### Exercise aim:
Report how many lines of the listing below include the word "text". Give nothing but the number.

>> BEGIN Dataset extract

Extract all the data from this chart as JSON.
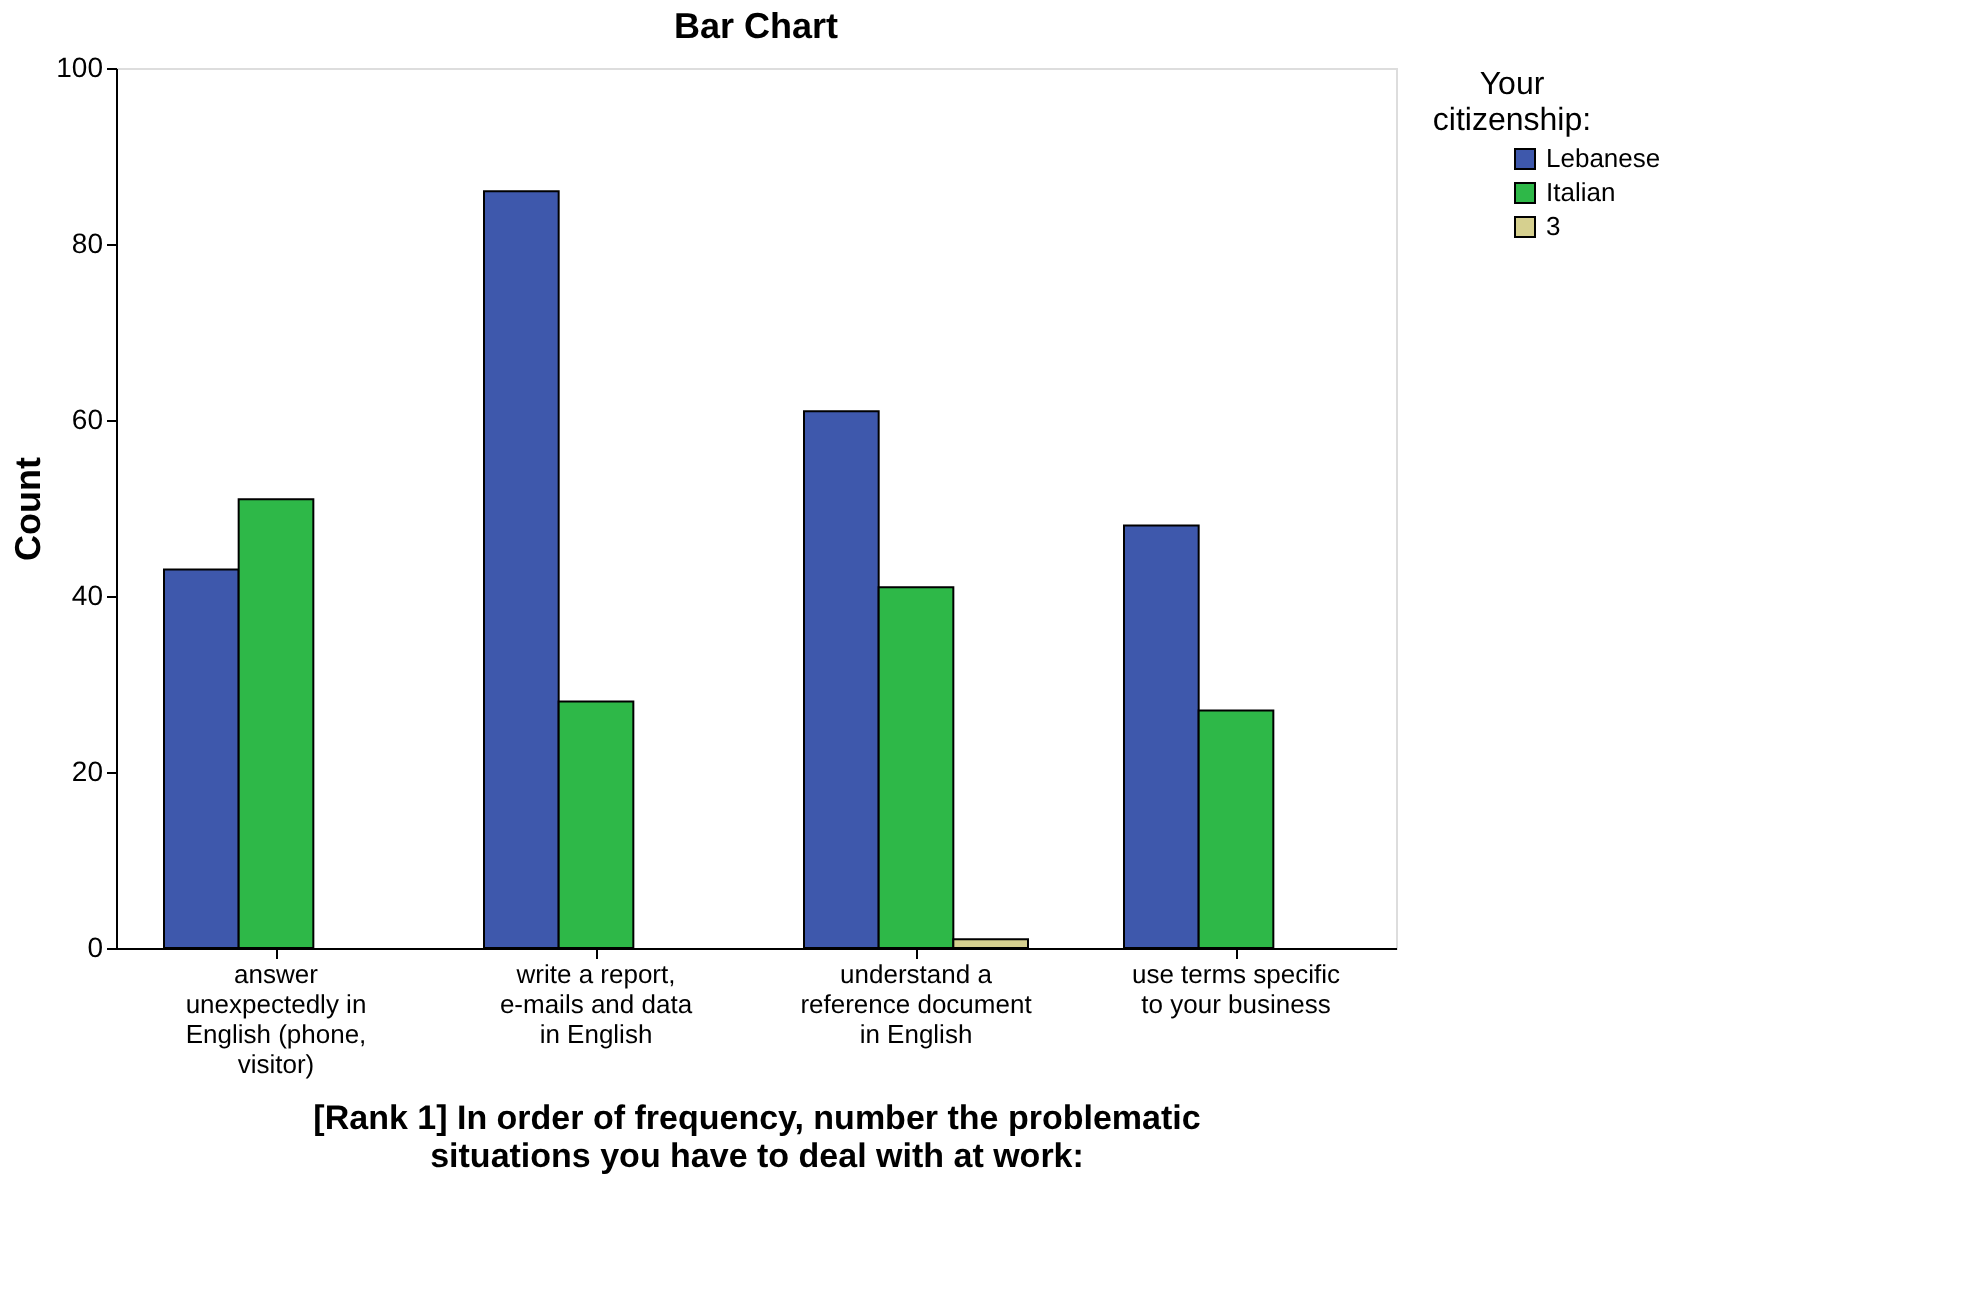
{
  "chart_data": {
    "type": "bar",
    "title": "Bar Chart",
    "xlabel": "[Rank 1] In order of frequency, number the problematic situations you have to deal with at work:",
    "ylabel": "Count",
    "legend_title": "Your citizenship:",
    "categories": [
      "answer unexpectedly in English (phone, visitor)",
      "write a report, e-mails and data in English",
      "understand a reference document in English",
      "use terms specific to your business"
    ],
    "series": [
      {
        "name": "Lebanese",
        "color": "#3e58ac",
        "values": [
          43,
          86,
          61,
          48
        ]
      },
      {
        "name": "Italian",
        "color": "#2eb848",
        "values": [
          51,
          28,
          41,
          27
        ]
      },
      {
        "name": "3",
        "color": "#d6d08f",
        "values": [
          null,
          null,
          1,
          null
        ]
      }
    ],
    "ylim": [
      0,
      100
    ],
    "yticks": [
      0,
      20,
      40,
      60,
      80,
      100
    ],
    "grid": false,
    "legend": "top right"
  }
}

>> END Dataset extract
>> BEGIN Dataset extract

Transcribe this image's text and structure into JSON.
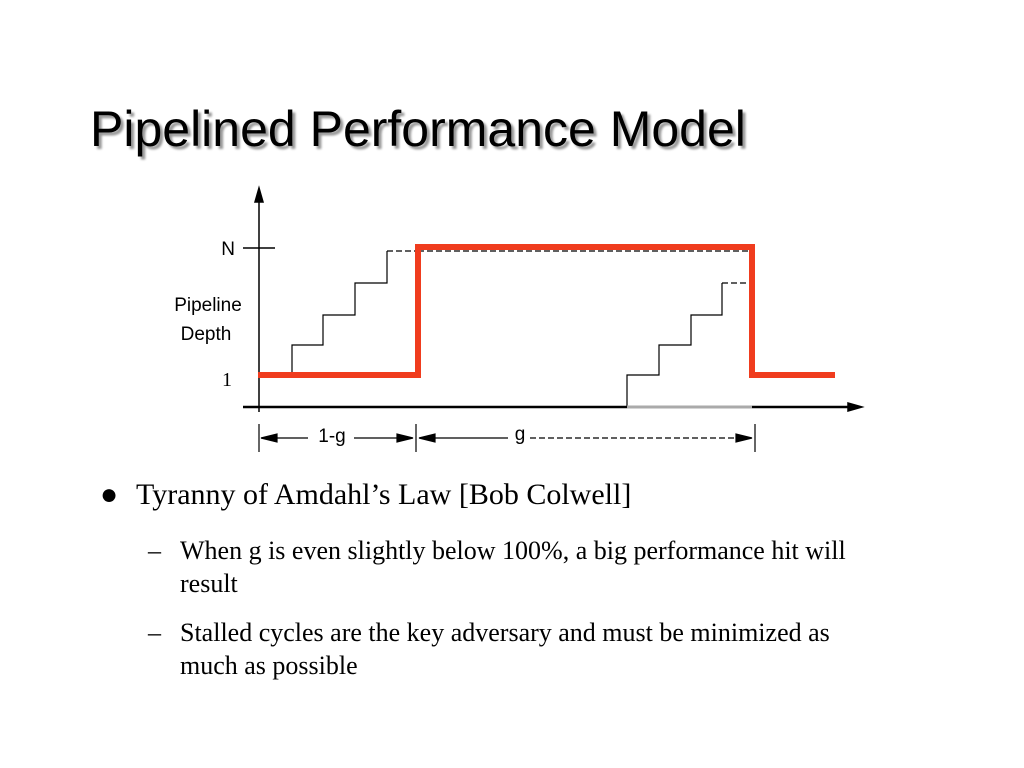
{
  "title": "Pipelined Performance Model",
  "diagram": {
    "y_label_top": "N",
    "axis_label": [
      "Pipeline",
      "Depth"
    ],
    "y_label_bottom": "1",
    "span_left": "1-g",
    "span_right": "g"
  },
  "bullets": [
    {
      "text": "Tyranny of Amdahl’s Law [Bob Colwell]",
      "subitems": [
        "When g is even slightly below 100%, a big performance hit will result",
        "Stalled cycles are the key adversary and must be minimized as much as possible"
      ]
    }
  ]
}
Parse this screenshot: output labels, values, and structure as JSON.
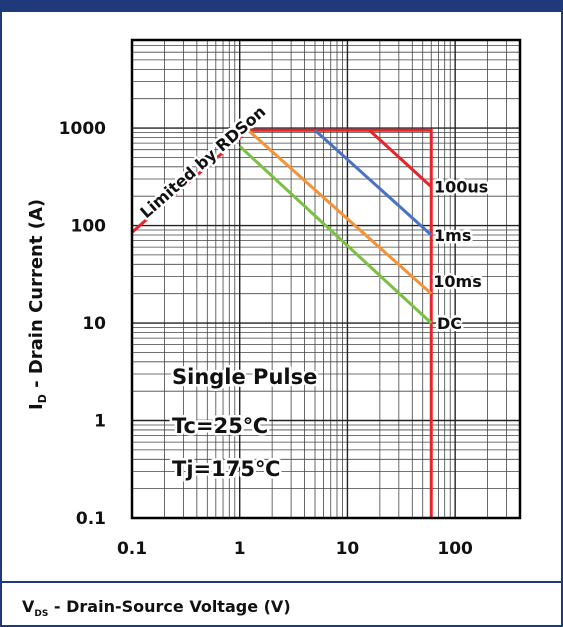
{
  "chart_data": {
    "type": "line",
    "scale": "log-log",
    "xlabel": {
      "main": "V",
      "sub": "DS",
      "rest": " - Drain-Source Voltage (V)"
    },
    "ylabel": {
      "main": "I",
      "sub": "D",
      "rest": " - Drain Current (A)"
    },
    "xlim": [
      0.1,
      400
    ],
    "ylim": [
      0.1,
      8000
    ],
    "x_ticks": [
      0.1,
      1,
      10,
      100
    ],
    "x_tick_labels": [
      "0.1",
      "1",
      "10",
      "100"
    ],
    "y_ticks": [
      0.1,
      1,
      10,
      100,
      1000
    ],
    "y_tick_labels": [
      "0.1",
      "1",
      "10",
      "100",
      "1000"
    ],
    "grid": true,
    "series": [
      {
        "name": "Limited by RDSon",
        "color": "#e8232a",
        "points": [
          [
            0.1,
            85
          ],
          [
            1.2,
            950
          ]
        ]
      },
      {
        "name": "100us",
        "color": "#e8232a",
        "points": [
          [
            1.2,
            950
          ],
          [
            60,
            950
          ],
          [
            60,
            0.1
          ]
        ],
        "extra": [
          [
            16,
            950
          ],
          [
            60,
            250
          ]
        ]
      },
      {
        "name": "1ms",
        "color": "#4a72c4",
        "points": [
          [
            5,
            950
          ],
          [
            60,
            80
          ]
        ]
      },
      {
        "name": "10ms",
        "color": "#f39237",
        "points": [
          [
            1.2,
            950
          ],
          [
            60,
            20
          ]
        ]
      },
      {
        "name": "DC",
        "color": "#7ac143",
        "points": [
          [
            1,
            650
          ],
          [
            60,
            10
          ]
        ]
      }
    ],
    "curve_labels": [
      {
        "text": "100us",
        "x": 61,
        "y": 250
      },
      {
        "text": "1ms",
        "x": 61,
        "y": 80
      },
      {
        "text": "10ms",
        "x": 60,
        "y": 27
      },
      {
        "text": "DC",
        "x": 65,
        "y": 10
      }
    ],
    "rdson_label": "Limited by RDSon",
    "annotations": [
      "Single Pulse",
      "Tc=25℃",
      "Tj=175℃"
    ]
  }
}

>> END Dataset extract

### Written response:
6